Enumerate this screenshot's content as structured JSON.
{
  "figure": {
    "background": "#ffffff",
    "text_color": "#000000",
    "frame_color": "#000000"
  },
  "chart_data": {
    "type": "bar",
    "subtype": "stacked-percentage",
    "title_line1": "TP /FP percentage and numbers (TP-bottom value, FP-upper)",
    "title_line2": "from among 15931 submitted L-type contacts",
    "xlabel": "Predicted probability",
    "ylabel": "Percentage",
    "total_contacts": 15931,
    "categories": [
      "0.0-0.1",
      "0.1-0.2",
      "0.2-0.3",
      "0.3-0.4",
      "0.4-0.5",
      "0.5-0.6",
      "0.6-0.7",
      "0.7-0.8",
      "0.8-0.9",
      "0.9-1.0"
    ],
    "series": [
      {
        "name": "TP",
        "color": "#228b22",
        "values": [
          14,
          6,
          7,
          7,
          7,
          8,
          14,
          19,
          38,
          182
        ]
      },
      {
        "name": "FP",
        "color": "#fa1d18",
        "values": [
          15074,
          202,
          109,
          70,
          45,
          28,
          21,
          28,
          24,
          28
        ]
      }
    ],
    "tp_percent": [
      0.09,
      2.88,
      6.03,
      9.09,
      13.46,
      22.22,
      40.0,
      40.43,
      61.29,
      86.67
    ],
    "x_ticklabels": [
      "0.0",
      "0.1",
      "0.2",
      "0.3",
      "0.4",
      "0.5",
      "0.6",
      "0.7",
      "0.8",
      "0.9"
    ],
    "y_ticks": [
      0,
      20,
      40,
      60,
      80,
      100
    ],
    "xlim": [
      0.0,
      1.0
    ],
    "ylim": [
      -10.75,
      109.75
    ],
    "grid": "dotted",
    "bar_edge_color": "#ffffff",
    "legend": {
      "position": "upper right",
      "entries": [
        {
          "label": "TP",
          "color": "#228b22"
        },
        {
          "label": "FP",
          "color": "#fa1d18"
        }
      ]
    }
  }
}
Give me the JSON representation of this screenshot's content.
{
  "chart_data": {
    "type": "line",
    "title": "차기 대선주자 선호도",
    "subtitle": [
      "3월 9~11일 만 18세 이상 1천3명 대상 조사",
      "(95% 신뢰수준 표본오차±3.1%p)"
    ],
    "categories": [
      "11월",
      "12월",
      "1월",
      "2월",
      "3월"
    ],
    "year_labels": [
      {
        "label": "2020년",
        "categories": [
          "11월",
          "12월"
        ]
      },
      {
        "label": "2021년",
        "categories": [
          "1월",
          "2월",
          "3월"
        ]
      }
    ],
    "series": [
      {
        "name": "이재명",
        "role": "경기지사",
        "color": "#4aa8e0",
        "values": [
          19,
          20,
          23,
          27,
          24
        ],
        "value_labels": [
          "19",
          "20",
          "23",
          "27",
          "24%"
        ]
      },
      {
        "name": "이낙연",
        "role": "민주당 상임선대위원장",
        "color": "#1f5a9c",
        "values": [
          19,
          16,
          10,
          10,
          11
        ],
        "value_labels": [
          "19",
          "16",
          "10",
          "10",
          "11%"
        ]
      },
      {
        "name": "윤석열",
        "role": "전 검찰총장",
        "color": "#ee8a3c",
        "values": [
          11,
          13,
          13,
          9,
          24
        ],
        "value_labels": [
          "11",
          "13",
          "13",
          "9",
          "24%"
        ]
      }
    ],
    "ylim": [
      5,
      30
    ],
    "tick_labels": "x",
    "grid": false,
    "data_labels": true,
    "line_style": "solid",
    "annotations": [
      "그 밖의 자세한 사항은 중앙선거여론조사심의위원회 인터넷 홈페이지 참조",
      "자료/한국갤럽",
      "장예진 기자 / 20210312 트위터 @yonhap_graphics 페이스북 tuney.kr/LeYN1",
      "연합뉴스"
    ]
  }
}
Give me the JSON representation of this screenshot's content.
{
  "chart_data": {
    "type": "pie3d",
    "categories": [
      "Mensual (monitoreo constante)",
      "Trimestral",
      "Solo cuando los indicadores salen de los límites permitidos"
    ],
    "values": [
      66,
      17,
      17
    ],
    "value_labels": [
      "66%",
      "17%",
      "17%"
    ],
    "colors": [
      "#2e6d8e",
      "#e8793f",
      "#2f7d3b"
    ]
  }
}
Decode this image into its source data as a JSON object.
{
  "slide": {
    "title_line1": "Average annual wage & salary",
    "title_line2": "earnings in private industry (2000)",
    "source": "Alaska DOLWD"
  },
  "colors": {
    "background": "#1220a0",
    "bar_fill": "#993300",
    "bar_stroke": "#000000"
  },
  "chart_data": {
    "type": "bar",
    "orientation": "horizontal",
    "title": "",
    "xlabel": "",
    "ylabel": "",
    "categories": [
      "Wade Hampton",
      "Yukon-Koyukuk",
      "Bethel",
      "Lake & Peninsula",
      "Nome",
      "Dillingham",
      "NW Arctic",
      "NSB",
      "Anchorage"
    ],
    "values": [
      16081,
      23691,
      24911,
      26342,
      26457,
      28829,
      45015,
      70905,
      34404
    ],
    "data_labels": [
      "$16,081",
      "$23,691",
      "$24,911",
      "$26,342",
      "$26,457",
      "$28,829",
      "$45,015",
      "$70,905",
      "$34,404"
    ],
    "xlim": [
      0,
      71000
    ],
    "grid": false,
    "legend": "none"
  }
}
____________
Directions for this task | Set down every line of the listing above again, exactly as given.

Solution below |
Enumerate this screenshot's content as structured JSON.
{
  "figure": {
    "background": "#ffffff",
    "text_color": "#000000",
    "frame_color": "#000000"
  },
  "chart_data": {
    "type": "bar",
    "subtype": "stacked-percentage",
    "title_line1": "TP /FP percentage and numbers (TP-bottom value, FP-upper)",
    "title_line2": "from among 15931 submitted L-type contacts",
    "xlabel": "Predicted probability",
    "ylabel": "Percentage",
    "total_contacts": 15931,
    "categories": [
      "0.0-0.1",
      "0.1-0.2",
      "0.2-0.3",
      "0.3-0.4",
      "0.4-0.5",
      "0.5-0.6",
      "0.6-0.7",
      "0.7-0.8",
      "0.8-0.9",
      "0.9-1.0"
    ],
    "series": [
      {
        "name": "TP",
        "color": "#228b22",
        "values": [
          14,
          6,
          7,
          7,
          7,
          8,
          14,
          19,
          38,
          182
        ]
      },
      {
        "name": "FP",
        "color": "#fa1d18",
        "values": [
          15074,
          202,
          109,
          70,
          45,
          28,
          21,
          28,
          24,
          28
        ]
      }
    ],
    "tp_percent": [
      0.09,
      2.88,
      6.03,
      9.09,
      13.46,
      22.22,
      40.0,
      40.43,
      61.29,
      86.67
    ],
    "x_ticklabels": [
      "0.0",
      "0.1",
      "0.2",
      "0.3",
      "0.4",
      "0.5",
      "0.6",
      "0.7",
      "0.8",
      "0.9"
    ],
    "y_ticks": [
      0,
      20,
      40,
      60,
      80,
      100
    ],
    "xlim": [
      0.0,
      1.0
    ],
    "ylim": [
      -10.75,
      109.75
    ],
    "grid": "dotted",
    "bar_edge_color": "#ffffff",
    "legend": {
      "position": "upper right",
      "entries": [
        {
          "label": "TP",
          "color": "#228b22"
        },
        {
          "label": "FP",
          "color": "#fa1d18"
        }
      ]
    }
  }
}
Give me the JSON representation of this screenshot's content.
{
  "chart_data": {
    "type": "line",
    "title": "차기 대선주자 선호도",
    "subtitle": [
      "3월 9~11일 만 18세 이상 1천3명 대상 조사",
      "(95% 신뢰수준 표본오차±3.1%p)"
    ],
    "categories": [
      "11월",
      "12월",
      "1월",
      "2월",
      "3월"
    ],
    "year_labels": [
      {
        "label": "2020년",
        "categories": [
          "11월",
          "12월"
        ]
      },
      {
        "label": "2021년",
        "categories": [
          "1월",
          "2월",
          "3월"
        ]
      }
    ],
    "series": [
      {
        "name": "이재명",
        "role": "경기지사",
        "color": "#4aa8e0",
        "values": [
          19,
          20,
          23,
          27,
          24
        ],
        "value_labels": [
          "19",
          "20",
          "23",
          "27",
          "24%"
        ]
      },
      {
        "name": "이낙연",
        "role": "민주당 상임선대위원장",
        "color": "#1f5a9c",
        "values": [
          19,
          16,
          10,
          10,
          11
        ],
        "value_labels": [
          "19",
          "16",
          "10",
          "10",
          "11%"
        ]
      },
      {
        "name": "윤석열",
        "role": "전 검찰총장",
        "color": "#ee8a3c",
        "values": [
          11,
          13,
          13,
          9,
          24
        ],
        "value_labels": [
          "11",
          "13",
          "13",
          "9",
          "24%"
        ]
      }
    ],
    "ylim": [
      5,
      30
    ],
    "tick_labels": "x",
    "grid": false,
    "data_labels": true,
    "line_style": "solid",
    "annotations": [
      "그 밖의 자세한 사항은 중앙선거여론조사심의위원회 인터넷 홈페이지 참조",
      "자료/한국갤럽",
      "장예진 기자 / 20210312 트위터 @yonhap_graphics 페이스북 tuney.kr/LeYN1",
      "연합뉴스"
    ]
  }
}
Give me the JSON representation of this screenshot's content.
{
  "chart_data": {
    "type": "pie3d",
    "categories": [
      "Mensual (monitoreo constante)",
      "Trimestral",
      "Solo cuando los indicadores salen de los límites permitidos"
    ],
    "values": [
      66,
      17,
      17
    ],
    "value_labels": [
      "66%",
      "17%",
      "17%"
    ],
    "colors": [
      "#2e6d8e",
      "#e8793f",
      "#2f7d3b"
    ]
  }
}
Decode this image into its source data as a JSON object.
{
  "slide": {
    "title_line1": "Average annual wage & salary",
    "title_line2": "earnings in private industry (2000)",
    "source": "Alaska DOLWD"
  },
  "colors": {
    "background": "#1220a0",
    "bar_fill": "#993300",
    "bar_stroke": "#000000"
  },
  "chart_data": {
    "type": "bar",
    "orientation": "horizontal",
    "title": "",
    "xlabel": "",
    "ylabel": "",
    "categories": [
      "Wade Hampton",
      "Yukon-Koyukuk",
      "Bethel",
      "Lake & Peninsula",
      "Nome",
      "Dillingham",
      "NW Arctic",
      "NSB",
      "Anchorage"
    ],
    "values": [
      16081,
      23691,
      24911,
      26342,
      26457,
      28829,
      45015,
      70905,
      34404
    ],
    "data_labels": [
      "$16,081",
      "$23,691",
      "$24,911",
      "$26,342",
      "$26,457",
      "$28,829",
      "$45,015",
      "$70,905",
      "$34,404"
    ],
    "xlim": [
      0,
      71000
    ],
    "grid": false,
    "legend": "none"
  }
}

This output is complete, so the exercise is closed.